- _Task details_
Each entry needs to be restated exactly as written.
== Dataset records
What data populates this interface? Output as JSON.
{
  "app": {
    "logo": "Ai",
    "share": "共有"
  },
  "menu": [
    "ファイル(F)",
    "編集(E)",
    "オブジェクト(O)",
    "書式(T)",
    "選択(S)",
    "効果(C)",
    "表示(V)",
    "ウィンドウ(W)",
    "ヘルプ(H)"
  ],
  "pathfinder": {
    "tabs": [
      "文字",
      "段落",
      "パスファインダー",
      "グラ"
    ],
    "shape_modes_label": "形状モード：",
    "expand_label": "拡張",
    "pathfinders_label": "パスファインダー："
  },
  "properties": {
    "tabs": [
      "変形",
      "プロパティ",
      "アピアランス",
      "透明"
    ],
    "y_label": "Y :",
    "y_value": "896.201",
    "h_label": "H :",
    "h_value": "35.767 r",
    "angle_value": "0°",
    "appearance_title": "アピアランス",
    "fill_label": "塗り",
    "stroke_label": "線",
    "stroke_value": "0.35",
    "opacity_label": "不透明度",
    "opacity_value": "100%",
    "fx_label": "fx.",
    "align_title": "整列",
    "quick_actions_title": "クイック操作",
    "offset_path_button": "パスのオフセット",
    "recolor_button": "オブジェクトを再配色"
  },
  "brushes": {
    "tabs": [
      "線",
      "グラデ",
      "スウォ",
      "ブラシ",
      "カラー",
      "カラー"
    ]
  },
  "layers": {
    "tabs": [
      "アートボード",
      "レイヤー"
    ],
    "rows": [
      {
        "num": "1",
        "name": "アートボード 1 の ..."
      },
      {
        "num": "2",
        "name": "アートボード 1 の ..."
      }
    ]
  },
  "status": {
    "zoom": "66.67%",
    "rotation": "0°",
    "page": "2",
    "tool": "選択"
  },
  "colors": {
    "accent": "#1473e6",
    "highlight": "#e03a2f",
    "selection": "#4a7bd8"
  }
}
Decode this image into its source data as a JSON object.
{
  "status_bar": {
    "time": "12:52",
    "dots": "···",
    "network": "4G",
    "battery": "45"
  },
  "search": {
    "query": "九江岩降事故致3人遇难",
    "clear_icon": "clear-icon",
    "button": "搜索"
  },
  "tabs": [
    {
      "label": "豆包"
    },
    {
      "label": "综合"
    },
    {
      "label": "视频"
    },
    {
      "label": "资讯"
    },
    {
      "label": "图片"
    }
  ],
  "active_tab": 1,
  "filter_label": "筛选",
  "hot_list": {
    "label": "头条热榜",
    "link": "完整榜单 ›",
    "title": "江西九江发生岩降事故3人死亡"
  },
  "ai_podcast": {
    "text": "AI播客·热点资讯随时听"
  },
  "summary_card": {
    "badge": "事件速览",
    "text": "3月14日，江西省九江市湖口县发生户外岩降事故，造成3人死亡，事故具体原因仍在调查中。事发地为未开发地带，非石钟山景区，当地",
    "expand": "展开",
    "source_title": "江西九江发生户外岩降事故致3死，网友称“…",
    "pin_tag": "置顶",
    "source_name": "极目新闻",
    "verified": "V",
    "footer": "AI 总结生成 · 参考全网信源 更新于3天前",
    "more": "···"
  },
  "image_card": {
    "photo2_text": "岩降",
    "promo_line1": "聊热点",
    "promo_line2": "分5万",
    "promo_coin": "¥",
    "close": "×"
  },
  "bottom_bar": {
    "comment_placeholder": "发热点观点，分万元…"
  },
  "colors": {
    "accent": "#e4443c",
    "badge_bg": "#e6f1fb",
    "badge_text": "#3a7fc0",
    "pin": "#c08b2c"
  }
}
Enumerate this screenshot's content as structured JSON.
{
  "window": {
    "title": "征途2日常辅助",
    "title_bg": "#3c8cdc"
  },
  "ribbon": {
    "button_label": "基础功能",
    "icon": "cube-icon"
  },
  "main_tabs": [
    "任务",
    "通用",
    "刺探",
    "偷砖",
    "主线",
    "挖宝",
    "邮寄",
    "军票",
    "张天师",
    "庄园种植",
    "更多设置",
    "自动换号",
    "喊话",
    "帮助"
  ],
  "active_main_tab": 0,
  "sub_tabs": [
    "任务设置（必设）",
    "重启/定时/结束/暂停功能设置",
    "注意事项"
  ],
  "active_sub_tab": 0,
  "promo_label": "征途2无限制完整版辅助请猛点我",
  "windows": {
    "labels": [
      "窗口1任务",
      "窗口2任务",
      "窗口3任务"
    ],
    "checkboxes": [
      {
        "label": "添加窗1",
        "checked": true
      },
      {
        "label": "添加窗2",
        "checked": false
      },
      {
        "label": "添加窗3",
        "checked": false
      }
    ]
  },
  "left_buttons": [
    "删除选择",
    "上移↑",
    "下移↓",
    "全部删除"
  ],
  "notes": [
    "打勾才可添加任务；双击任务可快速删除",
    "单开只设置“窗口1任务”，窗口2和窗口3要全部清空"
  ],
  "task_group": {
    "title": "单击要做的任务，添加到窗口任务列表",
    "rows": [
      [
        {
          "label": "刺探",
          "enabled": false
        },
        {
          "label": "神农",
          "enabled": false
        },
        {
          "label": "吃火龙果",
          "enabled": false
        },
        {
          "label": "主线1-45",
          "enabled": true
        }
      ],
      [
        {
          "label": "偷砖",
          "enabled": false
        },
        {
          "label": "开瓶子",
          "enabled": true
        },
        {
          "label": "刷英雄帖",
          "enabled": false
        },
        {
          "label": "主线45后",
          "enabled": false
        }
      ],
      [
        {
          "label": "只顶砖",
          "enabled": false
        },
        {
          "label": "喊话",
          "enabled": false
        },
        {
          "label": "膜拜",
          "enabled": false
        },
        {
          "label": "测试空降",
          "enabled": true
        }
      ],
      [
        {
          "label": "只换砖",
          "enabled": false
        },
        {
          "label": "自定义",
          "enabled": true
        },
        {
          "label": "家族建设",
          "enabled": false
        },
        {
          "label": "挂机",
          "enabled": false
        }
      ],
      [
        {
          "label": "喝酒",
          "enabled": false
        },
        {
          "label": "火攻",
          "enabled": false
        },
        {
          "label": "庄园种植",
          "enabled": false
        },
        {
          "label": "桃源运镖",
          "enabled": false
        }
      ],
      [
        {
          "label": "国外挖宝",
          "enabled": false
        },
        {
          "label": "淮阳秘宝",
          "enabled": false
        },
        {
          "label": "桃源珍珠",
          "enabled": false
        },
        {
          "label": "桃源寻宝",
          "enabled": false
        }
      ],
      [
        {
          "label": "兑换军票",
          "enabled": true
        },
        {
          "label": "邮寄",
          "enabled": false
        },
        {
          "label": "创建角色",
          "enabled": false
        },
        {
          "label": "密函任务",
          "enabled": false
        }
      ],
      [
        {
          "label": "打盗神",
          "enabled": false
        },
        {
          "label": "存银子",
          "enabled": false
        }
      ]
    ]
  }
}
====
- _Correct answer_
What data populates this interface? Output as JSON.
{
  "app": {
    "logo": "Ai",
    "share": "共有"
  },
  "menu": [
    "ファイル(F)",
    "編集(E)",
    "オブジェクト(O)",
    "書式(T)",
    "選択(S)",
    "効果(C)",
    "表示(V)",
    "ウィンドウ(W)",
    "ヘルプ(H)"
  ],
  "pathfinder": {
    "tabs": [
      "文字",
      "段落",
      "パスファインダー",
      "グラ"
    ],
    "shape_modes_label": "形状モード：",
    "expand_label": "拡張",
    "pathfinders_label": "パスファインダー："
  },
  "properties": {
    "tabs": [
      "変形",
      "プロパティ",
      "アピアランス",
      "透明"
    ],
    "y_label": "Y :",
    "y_value": "896.201",
    "h_label": "H :",
    "h_value": "35.767 r",
    "angle_value": "0°",
    "appearance_title": "アピアランス",
    "fill_label": "塗り",
    "stroke_label": "線",
    "stroke_value": "0.35",
    "opacity_label": "不透明度",
    "opacity_value": "100%",
    "fx_label": "fx.",
    "align_title": "整列",
    "quick_actions_title": "クイック操作",
    "offset_path_button": "パスのオフセット",
    "recolor_button": "オブジェクトを再配色"
  },
  "brushes": {
    "tabs": [
      "線",
      "グラデ",
      "スウォ",
      "ブラシ",
      "カラー",
      "カラー"
    ]
  },
  "layers": {
    "tabs": [
      "アートボード",
      "レイヤー"
    ],
    "rows": [
      {
        "num": "1",
        "name": "アートボード 1 の ..."
      },
      {
        "num": "2",
        "name": "アートボード 1 の ..."
      }
    ]
  },
  "status": {
    "zoom": "66.67%",
    "rotation": "0°",
    "page": "2",
    "tool": "選択"
  },
  "colors": {
    "accent": "#1473e6",
    "highlight": "#e03a2f",
    "selection": "#4a7bd8"
  }
}
Decode this image into its source data as a JSON object.
{
  "status_bar": {
    "time": "12:52",
    "dots": "···",
    "network": "4G",
    "battery": "45"
  },
  "search": {
    "query": "九江岩降事故致3人遇难",
    "clear_icon": "clear-icon",
    "button": "搜索"
  },
  "tabs": [
    {
      "label": "豆包"
    },
    {
      "label": "综合"
    },
    {
      "label": "视频"
    },
    {
      "label": "资讯"
    },
    {
      "label": "图片"
    }
  ],
  "active_tab": 1,
  "filter_label": "筛选",
  "hot_list": {
    "label": "头条热榜",
    "link": "完整榜单 ›",
    "title": "江西九江发生岩降事故3人死亡"
  },
  "ai_podcast": {
    "text": "AI播客·热点资讯随时听"
  },
  "summary_card": {
    "badge": "事件速览",
    "text": "3月14日，江西省九江市湖口县发生户外岩降事故，造成3人死亡，事故具体原因仍在调查中。事发地为未开发地带，非石钟山景区，当地",
    "expand": "展开",
    "source_title": "江西九江发生户外岩降事故致3死，网友称“…",
    "pin_tag": "置顶",
    "source_name": "极目新闻",
    "verified": "V",
    "footer": "AI 总结生成 · 参考全网信源 更新于3天前",
    "more": "···"
  },
  "image_card": {
    "photo2_text": "岩降",
    "promo_line1": "聊热点",
    "promo_line2": "分5万",
    "promo_coin": "¥",
    "close": "×"
  },
  "bottom_bar": {
    "comment_placeholder": "发热点观点，分万元…"
  },
  "colors": {
    "accent": "#e4443c",
    "badge_bg": "#e6f1fb",
    "badge_text": "#3a7fc0",
    "pin": "#c08b2c"
  }
}
Enumerate this screenshot's content as structured JSON.
{
  "window": {
    "title": "征途2日常辅助",
    "title_bg": "#3c8cdc"
  },
  "ribbon": {
    "button_label": "基础功能",
    "icon": "cube-icon"
  },
  "main_tabs": [
    "任务",
    "通用",
    "刺探",
    "偷砖",
    "主线",
    "挖宝",
    "邮寄",
    "军票",
    "张天师",
    "庄园种植",
    "更多设置",
    "自动换号",
    "喊话",
    "帮助"
  ],
  "active_main_tab": 0,
  "sub_tabs": [
    "任务设置（必设）",
    "重启/定时/结束/暂停功能设置",
    "注意事项"
  ],
  "active_sub_tab": 0,
  "promo_label": "征途2无限制完整版辅助请猛点我",
  "windows": {
    "labels": [
      "窗口1任务",
      "窗口2任务",
      "窗口3任务"
    ],
    "checkboxes": [
      {
        "label": "添加窗1",
        "checked": true
      },
      {
        "label": "添加窗2",
        "checked": false
      },
      {
        "label": "添加窗3",
        "checked": false
      }
    ]
  },
  "left_buttons": [
    "删除选择",
    "上移↑",
    "下移↓",
    "全部删除"
  ],
  "notes": [
    "打勾才可添加任务；双击任务可快速删除",
    "单开只设置“窗口1任务”，窗口2和窗口3要全部清空"
  ],
  "task_group": {
    "title": "单击要做的任务，添加到窗口任务列表",
    "rows": [
      [
        {
          "label": "刺探",
          "enabled": false
        },
        {
          "label": "神农",
          "enabled": false
        },
        {
          "label": "吃火龙果",
          "enabled": false
        },
        {
          "label": "主线1-45",
          "enabled": true
        }
      ],
      [
        {
          "label": "偷砖",
          "enabled": false
        },
        {
          "label": "开瓶子",
          "enabled": true
        },
        {
          "label": "刷英雄帖",
          "enabled": false
        },
        {
          "label": "主线45后",
          "enabled": false
        }
      ],
      [
        {
          "label": "只顶砖",
          "enabled": false
        },
        {
          "label": "喊话",
          "enabled": false
        },
        {
          "label": "膜拜",
          "enabled": false
        },
        {
          "label": "测试空降",
          "enabled": true
        }
      ],
      [
        {
          "label": "只换砖",
          "enabled": false
        },
        {
          "label": "自定义",
          "enabled": true
        },
        {
          "label": "家族建设",
          "enabled": false
        },
        {
          "label": "挂机",
          "enabled": false
        }
      ],
      [
        {
          "label": "喝酒",
          "enabled": false
        },
        {
          "label": "火攻",
          "enabled": false
        },
        {
          "label": "庄园种植",
          "enabled": false
        },
        {
          "label": "桃源运镖",
          "enabled": false
        }
      ],
      [
        {
          "label": "国外挖宝",
          "enabled": false
        },
        {
          "label": "淮阳秘宝",
          "enabled": false
        },
        {
          "label": "桃源珍珠",
          "enabled": false
        },
        {
          "label": "桃源寻宝",
          "enabled": false
        }
      ],
      [
        {
          "label": "兑换军票",
          "enabled": true
        },
        {
          "label": "邮寄",
          "enabled": false
        },
        {
          "label": "创建角色",
          "enabled": false
        },
        {
          "label": "密函任务",
          "enabled": false
        }
      ],
      [
        {
          "label": "打盗神",
          "enabled": false
        },
        {
          "label": "存银子",
          "enabled": false
        }
      ]
    ]
  }
}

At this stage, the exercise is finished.